## WHAT IS REQUIRED
Retype the data below without altering anything.

════════════════

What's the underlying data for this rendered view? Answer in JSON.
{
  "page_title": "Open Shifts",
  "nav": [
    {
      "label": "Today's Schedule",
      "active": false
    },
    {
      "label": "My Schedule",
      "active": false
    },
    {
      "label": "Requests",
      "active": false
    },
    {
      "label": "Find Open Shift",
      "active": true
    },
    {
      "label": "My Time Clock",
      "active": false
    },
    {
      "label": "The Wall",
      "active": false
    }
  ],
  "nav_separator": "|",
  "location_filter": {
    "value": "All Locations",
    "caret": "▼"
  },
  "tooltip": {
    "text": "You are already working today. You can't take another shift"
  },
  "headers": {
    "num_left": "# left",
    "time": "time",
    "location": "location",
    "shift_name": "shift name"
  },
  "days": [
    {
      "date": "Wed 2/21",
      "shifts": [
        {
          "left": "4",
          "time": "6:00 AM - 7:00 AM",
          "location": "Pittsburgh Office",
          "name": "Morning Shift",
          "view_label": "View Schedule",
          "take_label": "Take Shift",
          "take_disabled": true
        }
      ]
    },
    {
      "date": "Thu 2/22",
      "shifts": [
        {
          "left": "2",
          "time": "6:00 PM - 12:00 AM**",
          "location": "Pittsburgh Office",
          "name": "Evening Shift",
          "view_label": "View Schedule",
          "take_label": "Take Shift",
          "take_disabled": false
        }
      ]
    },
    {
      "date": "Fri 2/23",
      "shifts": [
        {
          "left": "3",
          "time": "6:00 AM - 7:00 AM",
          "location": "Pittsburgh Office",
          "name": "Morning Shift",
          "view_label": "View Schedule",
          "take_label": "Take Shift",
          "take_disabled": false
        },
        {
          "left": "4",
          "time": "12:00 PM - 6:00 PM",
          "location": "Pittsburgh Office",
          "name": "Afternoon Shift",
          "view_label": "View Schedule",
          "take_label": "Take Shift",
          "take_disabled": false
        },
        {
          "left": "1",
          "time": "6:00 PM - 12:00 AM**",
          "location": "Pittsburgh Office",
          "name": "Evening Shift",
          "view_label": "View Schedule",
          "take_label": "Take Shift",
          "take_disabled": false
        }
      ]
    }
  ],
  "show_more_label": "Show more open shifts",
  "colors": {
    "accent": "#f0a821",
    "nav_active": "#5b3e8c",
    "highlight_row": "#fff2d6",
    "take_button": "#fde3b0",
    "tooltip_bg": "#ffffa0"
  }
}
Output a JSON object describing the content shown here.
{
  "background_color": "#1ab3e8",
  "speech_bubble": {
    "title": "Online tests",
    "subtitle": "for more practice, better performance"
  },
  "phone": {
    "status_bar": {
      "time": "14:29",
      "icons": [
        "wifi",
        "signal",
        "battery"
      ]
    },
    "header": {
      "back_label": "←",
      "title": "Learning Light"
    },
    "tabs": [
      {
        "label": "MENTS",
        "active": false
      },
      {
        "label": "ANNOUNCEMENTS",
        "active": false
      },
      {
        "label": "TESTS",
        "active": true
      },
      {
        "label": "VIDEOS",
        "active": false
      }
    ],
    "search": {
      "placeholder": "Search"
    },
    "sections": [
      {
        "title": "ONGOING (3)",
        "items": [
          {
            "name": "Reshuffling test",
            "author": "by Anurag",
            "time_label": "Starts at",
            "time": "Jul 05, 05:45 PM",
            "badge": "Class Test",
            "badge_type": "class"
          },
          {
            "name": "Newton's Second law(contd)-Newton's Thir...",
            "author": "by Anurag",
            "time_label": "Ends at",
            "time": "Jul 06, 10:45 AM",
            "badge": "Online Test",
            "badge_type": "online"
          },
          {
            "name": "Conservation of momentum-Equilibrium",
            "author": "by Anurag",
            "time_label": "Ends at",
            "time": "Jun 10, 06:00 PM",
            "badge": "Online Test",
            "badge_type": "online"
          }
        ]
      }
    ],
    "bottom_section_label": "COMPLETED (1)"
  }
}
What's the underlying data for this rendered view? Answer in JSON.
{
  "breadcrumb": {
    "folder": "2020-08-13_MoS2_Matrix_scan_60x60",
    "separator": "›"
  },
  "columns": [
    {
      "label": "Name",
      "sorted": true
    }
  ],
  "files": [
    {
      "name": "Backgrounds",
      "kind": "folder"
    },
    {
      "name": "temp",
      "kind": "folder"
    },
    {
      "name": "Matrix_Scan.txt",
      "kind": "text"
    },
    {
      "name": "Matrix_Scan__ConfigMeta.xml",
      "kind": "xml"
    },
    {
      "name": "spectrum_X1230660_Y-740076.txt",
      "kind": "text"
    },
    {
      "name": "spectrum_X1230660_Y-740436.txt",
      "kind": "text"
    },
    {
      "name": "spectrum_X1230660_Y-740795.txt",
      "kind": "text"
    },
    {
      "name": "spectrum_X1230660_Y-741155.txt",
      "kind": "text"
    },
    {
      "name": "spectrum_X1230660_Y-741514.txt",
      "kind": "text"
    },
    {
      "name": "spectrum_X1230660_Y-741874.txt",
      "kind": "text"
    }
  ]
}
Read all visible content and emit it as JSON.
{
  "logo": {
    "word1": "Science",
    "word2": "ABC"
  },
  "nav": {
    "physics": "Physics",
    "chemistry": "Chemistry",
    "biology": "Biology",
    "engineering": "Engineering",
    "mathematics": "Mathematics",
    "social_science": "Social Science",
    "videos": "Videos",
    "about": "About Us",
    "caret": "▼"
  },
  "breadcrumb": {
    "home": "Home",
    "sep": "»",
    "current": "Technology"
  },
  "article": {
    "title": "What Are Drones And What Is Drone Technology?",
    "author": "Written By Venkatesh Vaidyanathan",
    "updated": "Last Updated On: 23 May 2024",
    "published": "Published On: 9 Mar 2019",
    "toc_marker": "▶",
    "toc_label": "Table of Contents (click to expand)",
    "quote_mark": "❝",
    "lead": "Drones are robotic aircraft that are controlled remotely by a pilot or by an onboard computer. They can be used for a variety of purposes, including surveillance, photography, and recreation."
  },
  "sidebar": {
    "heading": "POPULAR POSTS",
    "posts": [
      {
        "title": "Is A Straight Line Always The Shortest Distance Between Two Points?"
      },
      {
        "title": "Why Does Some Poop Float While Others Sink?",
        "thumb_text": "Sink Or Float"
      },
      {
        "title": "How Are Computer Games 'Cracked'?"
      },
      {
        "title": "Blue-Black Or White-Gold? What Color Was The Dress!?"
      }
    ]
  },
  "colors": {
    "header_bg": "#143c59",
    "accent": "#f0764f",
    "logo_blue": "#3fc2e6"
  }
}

════════════════

## WRITTEN ANSWER
What's the underlying data for this rendered view? Answer in JSON.
{
  "page_title": "Open Shifts",
  "nav": [
    {
      "label": "Today's Schedule",
      "active": false
    },
    {
      "label": "My Schedule",
      "active": false
    },
    {
      "label": "Requests",
      "active": false
    },
    {
      "label": "Find Open Shift",
      "active": true
    },
    {
      "label": "My Time Clock",
      "active": false
    },
    {
      "label": "The Wall",
      "active": false
    }
  ],
  "nav_separator": "|",
  "location_filter": {
    "value": "All Locations",
    "caret": "▼"
  },
  "tooltip": {
    "text": "You are already working today. You can't take another shift"
  },
  "headers": {
    "num_left": "# left",
    "time": "time",
    "location": "location",
    "shift_name": "shift name"
  },
  "days": [
    {
      "date": "Wed 2/21",
      "shifts": [
        {
          "left": "4",
          "time": "6:00 AM - 7:00 AM",
          "location": "Pittsburgh Office",
          "name": "Morning Shift",
          "view_label": "View Schedule",
          "take_label": "Take Shift",
          "take_disabled": true
        }
      ]
    },
    {
      "date": "Thu 2/22",
      "shifts": [
        {
          "left": "2",
          "time": "6:00 PM - 12:00 AM**",
          "location": "Pittsburgh Office",
          "name": "Evening Shift",
          "view_label": "View Schedule",
          "take_label": "Take Shift",
          "take_disabled": false
        }
      ]
    },
    {
      "date": "Fri 2/23",
      "shifts": [
        {
          "left": "3",
          "time": "6:00 AM - 7:00 AM",
          "location": "Pittsburgh Office",
          "name": "Morning Shift",
          "view_label": "View Schedule",
          "take_label": "Take Shift",
          "take_disabled": false
        },
        {
          "left": "4",
          "time": "12:00 PM - 6:00 PM",
          "location": "Pittsburgh Office",
          "name": "Afternoon Shift",
          "view_label": "View Schedule",
          "take_label": "Take Shift",
          "take_disabled": false
        },
        {
          "left": "1",
          "time": "6:00 PM - 12:00 AM**",
          "location": "Pittsburgh Office",
          "name": "Evening Shift",
          "view_label": "View Schedule",
          "take_label": "Take Shift",
          "take_disabled": false
        }
      ]
    }
  ],
  "show_more_label": "Show more open shifts",
  "colors": {
    "accent": "#f0a821",
    "nav_active": "#5b3e8c",
    "highlight_row": "#fff2d6",
    "take_button": "#fde3b0",
    "tooltip_bg": "#ffffa0"
  }
}
Output a JSON object describing the content shown here.
{
  "background_color": "#1ab3e8",
  "speech_bubble": {
    "title": "Online tests",
    "subtitle": "for more practice, better performance"
  },
  "phone": {
    "status_bar": {
      "time": "14:29",
      "icons": [
        "wifi",
        "signal",
        "battery"
      ]
    },
    "header": {
      "back_label": "←",
      "title": "Learning Light"
    },
    "tabs": [
      {
        "label": "MENTS",
        "active": false
      },
      {
        "label": "ANNOUNCEMENTS",
        "active": false
      },
      {
        "label": "TESTS",
        "active": true
      },
      {
        "label": "VIDEOS",
        "active": false
      }
    ],
    "search": {
      "placeholder": "Search"
    },
    "sections": [
      {
        "title": "ONGOING (3)",
        "items": [
          {
            "name": "Reshuffling test",
            "author": "by Anurag",
            "time_label": "Starts at",
            "time": "Jul 05, 05:45 PM",
            "badge": "Class Test",
            "badge_type": "class"
          },
          {
            "name": "Newton's Second law(contd)-Newton's Thir...",
            "author": "by Anurag",
            "time_label": "Ends at",
            "time": "Jul 06, 10:45 AM",
            "badge": "Online Test",
            "badge_type": "online"
          },
          {
            "name": "Conservation of momentum-Equilibrium",
            "author": "by Anurag",
            "time_label": "Ends at",
            "time": "Jun 10, 06:00 PM",
            "badge": "Online Test",
            "badge_type": "online"
          }
        ]
      }
    ],
    "bottom_section_label": "COMPLETED (1)"
  }
}
What's the underlying data for this rendered view? Answer in JSON.
{
  "breadcrumb": {
    "folder": "2020-08-13_MoS2_Matrix_scan_60x60",
    "separator": "›"
  },
  "columns": [
    {
      "label": "Name",
      "sorted": true
    }
  ],
  "files": [
    {
      "name": "Backgrounds",
      "kind": "folder"
    },
    {
      "name": "temp",
      "kind": "folder"
    },
    {
      "name": "Matrix_Scan.txt",
      "kind": "text"
    },
    {
      "name": "Matrix_Scan__ConfigMeta.xml",
      "kind": "xml"
    },
    {
      "name": "spectrum_X1230660_Y-740076.txt",
      "kind": "text"
    },
    {
      "name": "spectrum_X1230660_Y-740436.txt",
      "kind": "text"
    },
    {
      "name": "spectrum_X1230660_Y-740795.txt",
      "kind": "text"
    },
    {
      "name": "spectrum_X1230660_Y-741155.txt",
      "kind": "text"
    },
    {
      "name": "spectrum_X1230660_Y-741514.txt",
      "kind": "text"
    },
    {
      "name": "spectrum_X1230660_Y-741874.txt",
      "kind": "text"
    }
  ]
}
Read all visible content and emit it as JSON.
{
  "logo": {
    "word1": "Science",
    "word2": "ABC"
  },
  "nav": {
    "physics": "Physics",
    "chemistry": "Chemistry",
    "biology": "Biology",
    "engineering": "Engineering",
    "mathematics": "Mathematics",
    "social_science": "Social Science",
    "videos": "Videos",
    "about": "About Us",
    "caret": "▼"
  },
  "breadcrumb": {
    "home": "Home",
    "sep": "»",
    "current": "Technology"
  },
  "article": {
    "title": "What Are Drones And What Is Drone Technology?",
    "author": "Written By Venkatesh Vaidyanathan",
    "updated": "Last Updated On: 23 May 2024",
    "published": "Published On: 9 Mar 2019",
    "toc_marker": "▶",
    "toc_label": "Table of Contents (click to expand)",
    "quote_mark": "❝",
    "lead": "Drones are robotic aircraft that are controlled remotely by a pilot or by an onboard computer. They can be used for a variety of purposes, including surveillance, photography, and recreation."
  },
  "sidebar": {
    "heading": "POPULAR POSTS",
    "posts": [
      {
        "title": "Is A Straight Line Always The Shortest Distance Between Two Points?"
      },
      {
        "title": "Why Does Some Poop Float While Others Sink?",
        "thumb_text": "Sink Or Float"
      },
      {
        "title": "How Are Computer Games 'Cracked'?"
      },
      {
        "title": "Blue-Black Or White-Gold? What Color Was The Dress!?"
      }
    ]
  },
  "colors": {
    "header_bg": "#143c59",
    "accent": "#f0764f",
    "logo_blue": "#3fc2e6"
  }
}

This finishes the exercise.